A run of records
━━━━━━━━━━━━━━━━━━━━

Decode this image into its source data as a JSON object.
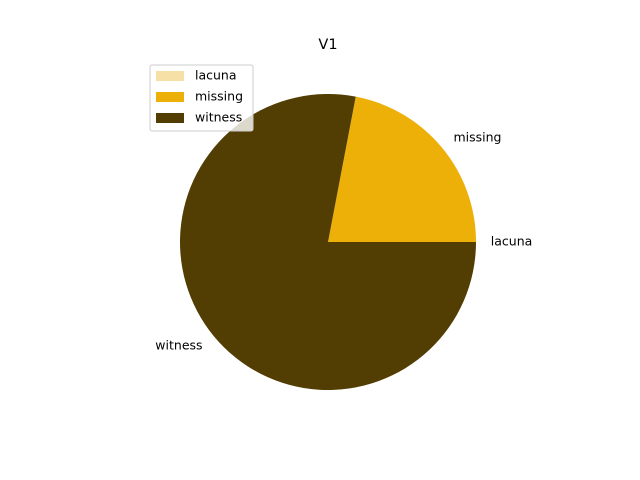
{
  "chart_data": {
    "type": "pie",
    "title": "V1",
    "labels": [
      "lacuna",
      "missing",
      "witness"
    ],
    "values": [
      0.0,
      0.22,
      0.78
    ],
    "colors": [
      "#f6e0a6",
      "#edb009",
      "#523e02"
    ],
    "start_angle_deg": 0,
    "direction": "counterclockwise",
    "legend": {
      "position": "upper-left",
      "entries": [
        "lacuna",
        "missing",
        "witness"
      ]
    }
  }
}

━━━━━━━━━━━━━━━━━━━━

* Goal *
Pictures stay out of the copy; please restate every record above exactly.

* Solution *
Decode this image into its source data as a JSON object.
{
  "chart_data": {
    "type": "pie",
    "title": "V1",
    "labels": [
      "lacuna",
      "missing",
      "witness"
    ],
    "values": [
      0.0,
      0.22,
      0.78
    ],
    "colors": [
      "#f6e0a6",
      "#edb009",
      "#523e02"
    ],
    "start_angle_deg": 0,
    "direction": "counterclockwise",
    "legend": {
      "position": "upper-left",
      "entries": [
        "lacuna",
        "missing",
        "witness"
      ]
    }
  }
}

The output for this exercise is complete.